— start of Entries —

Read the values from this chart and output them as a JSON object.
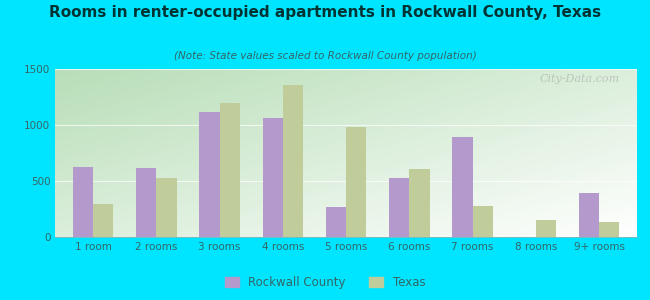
{
  "title": "Rooms in renter-occupied apartments in Rockwall County, Texas",
  "subtitle": "(Note: State values scaled to Rockwall County population)",
  "categories": [
    "1 room",
    "2 rooms",
    "3 rooms",
    "4 rooms",
    "5 rooms",
    "6 rooms",
    "7 rooms",
    "8 rooms",
    "9+ rooms"
  ],
  "rockwall_values": [
    625,
    620,
    1120,
    1065,
    265,
    525,
    895,
    0,
    395
  ],
  "texas_values": [
    295,
    530,
    1195,
    1355,
    980,
    610,
    275,
    155,
    130
  ],
  "rockwall_color": "#b399cc",
  "texas_color": "#c0cc99",
  "bg_outer": "#00e5ff",
  "bg_plot_top": "#e8f5e8",
  "bg_plot_bottom": "#c8e8c8",
  "title_color": "#003333",
  "subtitle_color": "#336666",
  "tick_color": "#336666",
  "ylim": [
    0,
    1500
  ],
  "yticks": [
    0,
    500,
    1000,
    1500
  ],
  "watermark": "City-Data.com",
  "legend_rockwall": "Rockwall County",
  "legend_texas": "Texas"
}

— end of Entries —

### Prompt
Reproduce the records above exactly, leaving out every picture they contain.

### Output below
Read the values from this chart and output them as a JSON object.
{
  "title": "Rooms in renter-occupied apartments in Rockwall County, Texas",
  "subtitle": "(Note: State values scaled to Rockwall County population)",
  "categories": [
    "1 room",
    "2 rooms",
    "3 rooms",
    "4 rooms",
    "5 rooms",
    "6 rooms",
    "7 rooms",
    "8 rooms",
    "9+ rooms"
  ],
  "rockwall_values": [
    625,
    620,
    1120,
    1065,
    265,
    525,
    895,
    0,
    395
  ],
  "texas_values": [
    295,
    530,
    1195,
    1355,
    980,
    610,
    275,
    155,
    130
  ],
  "rockwall_color": "#b399cc",
  "texas_color": "#c0cc99",
  "bg_outer": "#00e5ff",
  "bg_plot_top": "#e8f5e8",
  "bg_plot_bottom": "#c8e8c8",
  "title_color": "#003333",
  "subtitle_color": "#336666",
  "tick_color": "#336666",
  "ylim": [
    0,
    1500
  ],
  "yticks": [
    0,
    500,
    1000,
    1500
  ],
  "watermark": "City-Data.com",
  "legend_rockwall": "Rockwall County",
  "legend_texas": "Texas"
}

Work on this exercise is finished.